OBJECTIVE:
Search the material for the word "mean" and report each line where it turns up.

RECORDS FOR THE TASK:
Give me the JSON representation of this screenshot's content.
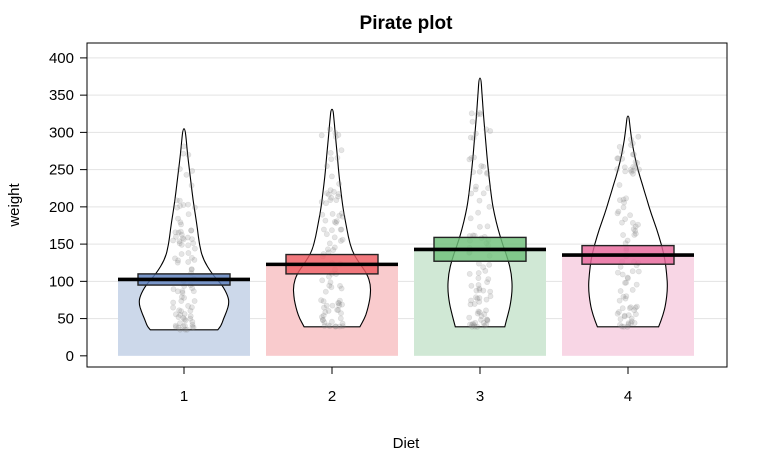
{
  "chart_data": {
    "type": "pirate",
    "title": "Pirate plot",
    "xlabel": "Diet",
    "ylabel": "weight",
    "ylim": [
      -15,
      420
    ],
    "yticks": [
      0,
      50,
      100,
      150,
      200,
      250,
      300,
      350,
      400
    ],
    "grid": true,
    "groups": [
      {
        "name": "1",
        "mean": 102.6,
        "ci": [
          95,
          110
        ],
        "min": 35,
        "max": 305,
        "bar_color": "#ccd8ea",
        "box_color": "#5b7fbd",
        "density": [
          [
            35,
            0.75
          ],
          [
            40,
            0.82
          ],
          [
            50,
            0.88
          ],
          [
            60,
            0.95
          ],
          [
            70,
            1.0
          ],
          [
            80,
            0.98
          ],
          [
            95,
            0.85
          ],
          [
            110,
            0.62
          ],
          [
            130,
            0.42
          ],
          [
            150,
            0.34
          ],
          [
            170,
            0.3
          ],
          [
            190,
            0.25
          ],
          [
            210,
            0.2
          ],
          [
            230,
            0.16
          ],
          [
            250,
            0.12
          ],
          [
            270,
            0.08
          ],
          [
            290,
            0.05
          ],
          [
            305,
            0.02
          ]
        ]
      },
      {
        "name": "2",
        "mean": 122.8,
        "ci": [
          110,
          136
        ],
        "min": 39,
        "max": 331,
        "bar_color": "#f9cbcd",
        "box_color": "#ee5a60",
        "density": [
          [
            39,
            0.62
          ],
          [
            50,
            0.72
          ],
          [
            60,
            0.78
          ],
          [
            70,
            0.82
          ],
          [
            80,
            0.85
          ],
          [
            95,
            0.86
          ],
          [
            110,
            0.78
          ],
          [
            125,
            0.6
          ],
          [
            140,
            0.45
          ],
          [
            160,
            0.36
          ],
          [
            180,
            0.3
          ],
          [
            200,
            0.24
          ],
          [
            220,
            0.2
          ],
          [
            240,
            0.16
          ],
          [
            260,
            0.13
          ],
          [
            280,
            0.1
          ],
          [
            300,
            0.07
          ],
          [
            320,
            0.04
          ],
          [
            331,
            0.02
          ]
        ]
      },
      {
        "name": "3",
        "mean": 142.9,
        "ci": [
          127,
          159
        ],
        "min": 39,
        "max": 373,
        "bar_color": "#d0e8d5",
        "box_color": "#6fbf7a",
        "density": [
          [
            39,
            0.55
          ],
          [
            55,
            0.62
          ],
          [
            70,
            0.68
          ],
          [
            90,
            0.72
          ],
          [
            110,
            0.7
          ],
          [
            130,
            0.62
          ],
          [
            150,
            0.5
          ],
          [
            170,
            0.4
          ],
          [
            190,
            0.32
          ],
          [
            210,
            0.26
          ],
          [
            240,
            0.2
          ],
          [
            270,
            0.15
          ],
          [
            300,
            0.11
          ],
          [
            330,
            0.07
          ],
          [
            355,
            0.04
          ],
          [
            373,
            0.02
          ]
        ]
      },
      {
        "name": "4",
        "mean": 135.3,
        "ci": [
          123,
          148
        ],
        "min": 39,
        "max": 322,
        "bar_color": "#f8d6e5",
        "box_color": "#e8689b",
        "density": [
          [
            39,
            0.68
          ],
          [
            55,
            0.78
          ],
          [
            70,
            0.84
          ],
          [
            90,
            0.88
          ],
          [
            110,
            0.86
          ],
          [
            130,
            0.82
          ],
          [
            150,
            0.74
          ],
          [
            170,
            0.64
          ],
          [
            190,
            0.52
          ],
          [
            210,
            0.42
          ],
          [
            230,
            0.32
          ],
          [
            250,
            0.22
          ],
          [
            270,
            0.14
          ],
          [
            290,
            0.08
          ],
          [
            310,
            0.04
          ],
          [
            322,
            0.02
          ]
        ]
      }
    ]
  }
}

RESPONSE TO THE EXERCISE:
        "mean": 102.6,
        "mean": 122.8,
        "mean": 142.9,
        "mean": 135.3,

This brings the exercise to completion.